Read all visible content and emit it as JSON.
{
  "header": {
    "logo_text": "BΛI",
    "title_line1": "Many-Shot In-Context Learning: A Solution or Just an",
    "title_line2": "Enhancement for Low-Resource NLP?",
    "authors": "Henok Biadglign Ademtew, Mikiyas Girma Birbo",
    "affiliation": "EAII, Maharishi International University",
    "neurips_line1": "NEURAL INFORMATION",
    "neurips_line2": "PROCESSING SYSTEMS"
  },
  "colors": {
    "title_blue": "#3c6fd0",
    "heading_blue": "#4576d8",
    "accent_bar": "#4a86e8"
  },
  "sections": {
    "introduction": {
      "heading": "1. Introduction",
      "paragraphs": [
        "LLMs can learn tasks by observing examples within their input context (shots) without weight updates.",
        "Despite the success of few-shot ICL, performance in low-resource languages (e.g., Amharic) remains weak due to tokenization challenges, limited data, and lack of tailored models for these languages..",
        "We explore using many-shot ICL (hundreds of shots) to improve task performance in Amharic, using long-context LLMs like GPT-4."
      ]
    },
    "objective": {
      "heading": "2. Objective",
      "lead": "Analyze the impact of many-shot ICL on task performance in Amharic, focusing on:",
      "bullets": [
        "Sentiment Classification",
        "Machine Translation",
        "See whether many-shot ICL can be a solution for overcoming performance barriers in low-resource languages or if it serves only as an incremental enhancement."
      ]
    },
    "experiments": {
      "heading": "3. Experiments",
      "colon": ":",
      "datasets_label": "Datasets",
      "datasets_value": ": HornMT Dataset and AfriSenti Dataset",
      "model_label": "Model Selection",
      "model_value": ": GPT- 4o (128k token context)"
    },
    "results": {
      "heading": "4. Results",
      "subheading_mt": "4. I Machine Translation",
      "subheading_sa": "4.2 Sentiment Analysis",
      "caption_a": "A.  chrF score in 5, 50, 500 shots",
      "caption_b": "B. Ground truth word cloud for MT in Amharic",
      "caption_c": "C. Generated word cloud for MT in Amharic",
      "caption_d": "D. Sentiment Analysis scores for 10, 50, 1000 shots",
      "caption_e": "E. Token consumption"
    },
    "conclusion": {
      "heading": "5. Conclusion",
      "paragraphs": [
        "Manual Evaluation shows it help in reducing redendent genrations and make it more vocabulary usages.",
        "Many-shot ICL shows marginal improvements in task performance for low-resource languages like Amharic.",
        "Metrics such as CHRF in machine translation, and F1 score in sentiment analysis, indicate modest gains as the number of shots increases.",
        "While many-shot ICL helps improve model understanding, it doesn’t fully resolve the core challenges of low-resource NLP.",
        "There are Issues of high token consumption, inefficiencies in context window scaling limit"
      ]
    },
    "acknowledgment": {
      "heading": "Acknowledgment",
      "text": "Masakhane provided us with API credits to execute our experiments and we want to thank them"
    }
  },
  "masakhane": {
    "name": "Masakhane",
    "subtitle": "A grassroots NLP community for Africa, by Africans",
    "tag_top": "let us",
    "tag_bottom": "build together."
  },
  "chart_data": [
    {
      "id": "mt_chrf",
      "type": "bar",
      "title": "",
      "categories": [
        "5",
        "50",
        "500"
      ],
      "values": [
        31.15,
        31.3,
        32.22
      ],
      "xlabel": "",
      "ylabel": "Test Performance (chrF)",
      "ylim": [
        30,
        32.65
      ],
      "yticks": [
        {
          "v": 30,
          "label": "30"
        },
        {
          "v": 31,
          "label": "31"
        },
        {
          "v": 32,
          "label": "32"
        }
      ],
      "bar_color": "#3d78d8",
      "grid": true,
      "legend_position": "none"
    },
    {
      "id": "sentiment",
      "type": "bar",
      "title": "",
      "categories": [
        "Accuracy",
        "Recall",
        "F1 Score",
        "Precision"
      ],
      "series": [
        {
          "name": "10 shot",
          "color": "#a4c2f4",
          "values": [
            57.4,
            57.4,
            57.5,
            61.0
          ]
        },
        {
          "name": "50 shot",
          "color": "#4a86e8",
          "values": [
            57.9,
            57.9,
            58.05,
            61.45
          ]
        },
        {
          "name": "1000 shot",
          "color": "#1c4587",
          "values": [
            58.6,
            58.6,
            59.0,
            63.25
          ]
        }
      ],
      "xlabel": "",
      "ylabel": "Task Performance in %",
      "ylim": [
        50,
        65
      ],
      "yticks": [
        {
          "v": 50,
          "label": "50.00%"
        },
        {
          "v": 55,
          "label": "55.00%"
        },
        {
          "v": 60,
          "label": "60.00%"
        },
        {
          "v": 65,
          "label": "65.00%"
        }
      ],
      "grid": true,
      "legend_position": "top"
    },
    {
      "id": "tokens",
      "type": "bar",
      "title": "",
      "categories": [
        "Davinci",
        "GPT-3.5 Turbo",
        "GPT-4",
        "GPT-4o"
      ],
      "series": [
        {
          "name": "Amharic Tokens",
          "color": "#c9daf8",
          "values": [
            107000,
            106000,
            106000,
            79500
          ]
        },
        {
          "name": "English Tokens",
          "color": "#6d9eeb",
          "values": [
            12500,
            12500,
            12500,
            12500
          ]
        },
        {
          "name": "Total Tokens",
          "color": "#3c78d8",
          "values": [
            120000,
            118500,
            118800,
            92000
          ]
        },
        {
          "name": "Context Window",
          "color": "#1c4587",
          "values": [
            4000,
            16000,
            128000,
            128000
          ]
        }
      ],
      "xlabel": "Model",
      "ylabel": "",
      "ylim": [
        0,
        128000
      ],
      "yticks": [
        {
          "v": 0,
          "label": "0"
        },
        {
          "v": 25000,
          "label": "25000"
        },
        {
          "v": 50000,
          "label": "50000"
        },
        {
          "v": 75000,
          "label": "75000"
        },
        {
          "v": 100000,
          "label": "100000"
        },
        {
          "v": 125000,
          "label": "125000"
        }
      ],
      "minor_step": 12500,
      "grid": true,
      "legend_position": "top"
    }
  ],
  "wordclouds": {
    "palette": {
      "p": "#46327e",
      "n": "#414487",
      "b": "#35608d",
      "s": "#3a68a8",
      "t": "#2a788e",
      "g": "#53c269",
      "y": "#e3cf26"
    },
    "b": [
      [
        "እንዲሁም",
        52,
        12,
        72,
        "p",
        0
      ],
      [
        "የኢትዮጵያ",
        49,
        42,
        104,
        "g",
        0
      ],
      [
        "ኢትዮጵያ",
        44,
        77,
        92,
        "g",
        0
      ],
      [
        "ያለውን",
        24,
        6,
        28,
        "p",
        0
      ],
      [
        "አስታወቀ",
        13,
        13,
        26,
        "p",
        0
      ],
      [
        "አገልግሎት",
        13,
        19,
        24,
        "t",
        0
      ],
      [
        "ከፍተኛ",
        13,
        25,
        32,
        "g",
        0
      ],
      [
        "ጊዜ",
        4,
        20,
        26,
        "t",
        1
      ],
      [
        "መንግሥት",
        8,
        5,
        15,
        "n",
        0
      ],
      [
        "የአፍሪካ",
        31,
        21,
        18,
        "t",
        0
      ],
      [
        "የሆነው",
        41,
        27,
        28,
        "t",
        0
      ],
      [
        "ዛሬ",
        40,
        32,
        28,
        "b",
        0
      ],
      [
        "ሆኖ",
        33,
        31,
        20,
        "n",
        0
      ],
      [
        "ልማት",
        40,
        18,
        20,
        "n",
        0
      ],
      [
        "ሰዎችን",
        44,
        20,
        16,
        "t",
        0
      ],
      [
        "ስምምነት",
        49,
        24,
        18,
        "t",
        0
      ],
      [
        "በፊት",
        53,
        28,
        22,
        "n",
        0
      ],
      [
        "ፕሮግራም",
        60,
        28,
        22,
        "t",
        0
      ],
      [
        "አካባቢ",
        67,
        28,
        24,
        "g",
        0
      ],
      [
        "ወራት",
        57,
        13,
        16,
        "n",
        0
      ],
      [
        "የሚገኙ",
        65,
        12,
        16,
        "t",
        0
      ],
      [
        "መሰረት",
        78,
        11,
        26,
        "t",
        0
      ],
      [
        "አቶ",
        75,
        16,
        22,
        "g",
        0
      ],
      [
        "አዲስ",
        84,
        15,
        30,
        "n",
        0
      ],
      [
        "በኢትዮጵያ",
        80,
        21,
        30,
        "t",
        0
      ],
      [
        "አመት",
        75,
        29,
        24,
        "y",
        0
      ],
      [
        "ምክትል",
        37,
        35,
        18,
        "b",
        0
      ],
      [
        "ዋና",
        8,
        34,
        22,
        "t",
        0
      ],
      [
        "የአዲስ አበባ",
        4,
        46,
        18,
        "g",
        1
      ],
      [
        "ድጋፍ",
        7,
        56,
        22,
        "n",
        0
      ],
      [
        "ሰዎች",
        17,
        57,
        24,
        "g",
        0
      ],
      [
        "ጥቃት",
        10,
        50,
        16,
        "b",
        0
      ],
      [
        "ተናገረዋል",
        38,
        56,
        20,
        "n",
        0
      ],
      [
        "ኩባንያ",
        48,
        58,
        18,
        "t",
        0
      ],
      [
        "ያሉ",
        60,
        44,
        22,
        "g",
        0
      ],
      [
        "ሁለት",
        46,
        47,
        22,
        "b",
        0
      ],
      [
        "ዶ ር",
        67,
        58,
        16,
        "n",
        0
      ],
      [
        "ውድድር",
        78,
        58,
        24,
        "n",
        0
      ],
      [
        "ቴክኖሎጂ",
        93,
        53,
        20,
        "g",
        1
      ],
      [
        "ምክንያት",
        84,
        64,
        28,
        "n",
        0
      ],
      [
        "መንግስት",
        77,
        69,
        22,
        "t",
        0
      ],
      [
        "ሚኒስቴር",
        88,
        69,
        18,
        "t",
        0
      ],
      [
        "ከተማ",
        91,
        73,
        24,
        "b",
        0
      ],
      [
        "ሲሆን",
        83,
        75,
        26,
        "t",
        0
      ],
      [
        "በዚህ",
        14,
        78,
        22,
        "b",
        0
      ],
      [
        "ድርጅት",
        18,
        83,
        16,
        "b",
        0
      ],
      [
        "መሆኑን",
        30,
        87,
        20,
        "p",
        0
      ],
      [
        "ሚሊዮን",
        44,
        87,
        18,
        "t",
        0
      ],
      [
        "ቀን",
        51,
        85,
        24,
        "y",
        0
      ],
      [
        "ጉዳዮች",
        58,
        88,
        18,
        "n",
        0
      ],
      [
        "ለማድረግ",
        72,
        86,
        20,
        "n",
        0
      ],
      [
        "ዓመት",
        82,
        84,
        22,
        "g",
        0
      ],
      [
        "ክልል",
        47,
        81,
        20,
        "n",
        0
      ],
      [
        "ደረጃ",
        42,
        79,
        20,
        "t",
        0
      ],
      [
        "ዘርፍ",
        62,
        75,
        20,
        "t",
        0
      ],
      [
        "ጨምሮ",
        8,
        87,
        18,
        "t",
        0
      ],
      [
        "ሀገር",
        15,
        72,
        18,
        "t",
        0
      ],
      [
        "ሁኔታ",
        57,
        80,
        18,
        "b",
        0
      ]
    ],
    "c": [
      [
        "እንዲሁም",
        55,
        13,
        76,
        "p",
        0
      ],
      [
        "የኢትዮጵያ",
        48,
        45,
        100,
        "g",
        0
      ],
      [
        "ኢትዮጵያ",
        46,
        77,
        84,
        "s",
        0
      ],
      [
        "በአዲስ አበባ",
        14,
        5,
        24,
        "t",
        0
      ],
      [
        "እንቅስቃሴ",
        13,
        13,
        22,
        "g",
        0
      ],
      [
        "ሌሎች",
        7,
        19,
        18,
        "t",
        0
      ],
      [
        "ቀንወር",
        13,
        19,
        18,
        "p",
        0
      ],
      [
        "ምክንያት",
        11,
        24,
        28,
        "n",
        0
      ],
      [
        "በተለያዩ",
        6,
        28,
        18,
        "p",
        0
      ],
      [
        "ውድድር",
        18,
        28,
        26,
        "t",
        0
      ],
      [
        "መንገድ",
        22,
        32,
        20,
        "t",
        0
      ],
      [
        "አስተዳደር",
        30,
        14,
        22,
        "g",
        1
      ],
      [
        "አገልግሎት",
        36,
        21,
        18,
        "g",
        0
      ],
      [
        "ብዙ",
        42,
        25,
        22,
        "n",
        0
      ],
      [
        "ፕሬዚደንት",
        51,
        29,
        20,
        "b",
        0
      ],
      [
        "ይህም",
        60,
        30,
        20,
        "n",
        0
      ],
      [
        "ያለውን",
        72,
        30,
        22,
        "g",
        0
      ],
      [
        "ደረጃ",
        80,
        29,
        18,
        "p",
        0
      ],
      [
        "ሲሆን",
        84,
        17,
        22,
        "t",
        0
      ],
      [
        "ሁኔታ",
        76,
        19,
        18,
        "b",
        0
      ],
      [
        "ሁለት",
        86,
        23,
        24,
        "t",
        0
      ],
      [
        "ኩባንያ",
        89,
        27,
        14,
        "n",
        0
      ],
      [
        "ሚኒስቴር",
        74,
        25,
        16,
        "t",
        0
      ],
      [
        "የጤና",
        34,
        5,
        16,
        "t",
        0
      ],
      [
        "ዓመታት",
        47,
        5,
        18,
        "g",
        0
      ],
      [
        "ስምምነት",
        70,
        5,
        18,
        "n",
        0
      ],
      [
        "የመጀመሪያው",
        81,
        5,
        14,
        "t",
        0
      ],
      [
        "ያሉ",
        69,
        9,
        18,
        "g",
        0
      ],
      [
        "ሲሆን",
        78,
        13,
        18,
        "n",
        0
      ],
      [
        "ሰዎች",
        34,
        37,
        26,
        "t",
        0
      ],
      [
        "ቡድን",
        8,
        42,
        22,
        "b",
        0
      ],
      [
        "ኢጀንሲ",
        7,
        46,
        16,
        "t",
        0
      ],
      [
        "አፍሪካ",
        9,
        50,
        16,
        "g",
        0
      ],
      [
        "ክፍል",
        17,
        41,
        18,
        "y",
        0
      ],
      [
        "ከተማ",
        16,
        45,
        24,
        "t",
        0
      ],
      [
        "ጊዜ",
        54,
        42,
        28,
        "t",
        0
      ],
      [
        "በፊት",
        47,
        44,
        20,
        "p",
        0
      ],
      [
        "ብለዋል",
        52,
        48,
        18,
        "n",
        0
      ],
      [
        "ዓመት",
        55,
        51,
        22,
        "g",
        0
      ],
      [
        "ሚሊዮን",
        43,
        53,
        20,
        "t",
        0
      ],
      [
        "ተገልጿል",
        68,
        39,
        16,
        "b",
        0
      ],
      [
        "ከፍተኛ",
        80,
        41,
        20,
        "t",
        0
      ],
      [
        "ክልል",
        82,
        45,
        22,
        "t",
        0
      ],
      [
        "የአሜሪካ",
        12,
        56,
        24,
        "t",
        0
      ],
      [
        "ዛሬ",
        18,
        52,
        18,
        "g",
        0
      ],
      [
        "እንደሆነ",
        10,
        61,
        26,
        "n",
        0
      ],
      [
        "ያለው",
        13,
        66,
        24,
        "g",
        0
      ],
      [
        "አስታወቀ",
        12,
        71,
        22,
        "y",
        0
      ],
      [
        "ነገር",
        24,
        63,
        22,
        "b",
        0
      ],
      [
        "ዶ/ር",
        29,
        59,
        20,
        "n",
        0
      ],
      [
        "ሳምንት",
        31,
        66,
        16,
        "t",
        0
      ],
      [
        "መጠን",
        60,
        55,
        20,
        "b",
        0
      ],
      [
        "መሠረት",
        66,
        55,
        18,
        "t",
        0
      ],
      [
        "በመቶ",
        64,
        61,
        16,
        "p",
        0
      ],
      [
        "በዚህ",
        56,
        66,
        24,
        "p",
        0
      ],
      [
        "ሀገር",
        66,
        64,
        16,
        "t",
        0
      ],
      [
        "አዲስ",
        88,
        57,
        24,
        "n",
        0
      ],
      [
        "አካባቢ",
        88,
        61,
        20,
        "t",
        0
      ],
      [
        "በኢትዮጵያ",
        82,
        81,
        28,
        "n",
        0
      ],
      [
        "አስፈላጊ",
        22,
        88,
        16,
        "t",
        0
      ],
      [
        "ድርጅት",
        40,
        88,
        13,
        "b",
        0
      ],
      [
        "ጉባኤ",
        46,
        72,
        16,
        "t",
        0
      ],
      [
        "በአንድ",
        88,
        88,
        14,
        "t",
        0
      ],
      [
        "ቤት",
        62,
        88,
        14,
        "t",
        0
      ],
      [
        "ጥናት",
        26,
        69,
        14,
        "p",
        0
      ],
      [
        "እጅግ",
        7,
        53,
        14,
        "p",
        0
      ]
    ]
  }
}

Work instructions:
In the records above, locate the lines holding the word "Amharic". Copy each of them.

Solved problem:
        "Despite the success of few-shot ICL, performance in low-resource languages (e.g., Amharic) remains weak due to tokenization challenges, limited data, and lack of tailored models for these languages..",
        "We explore using many-shot ICL (hundreds of shots) to improve task performance in Amharic, using long-context LLMs like GPT-4."
      "lead": "Analyze the impact of many-shot ICL on task performance in Amharic, focusing on:",
      "caption_b": "B. Ground truth word cloud for MT in Amharic",
      "caption_c": "C. Generated word cloud for MT in Amharic",
        "Many-shot ICL shows marginal improvements in task performance for low-resource languages like Amharic.",
          "name": "Amharic Tokens",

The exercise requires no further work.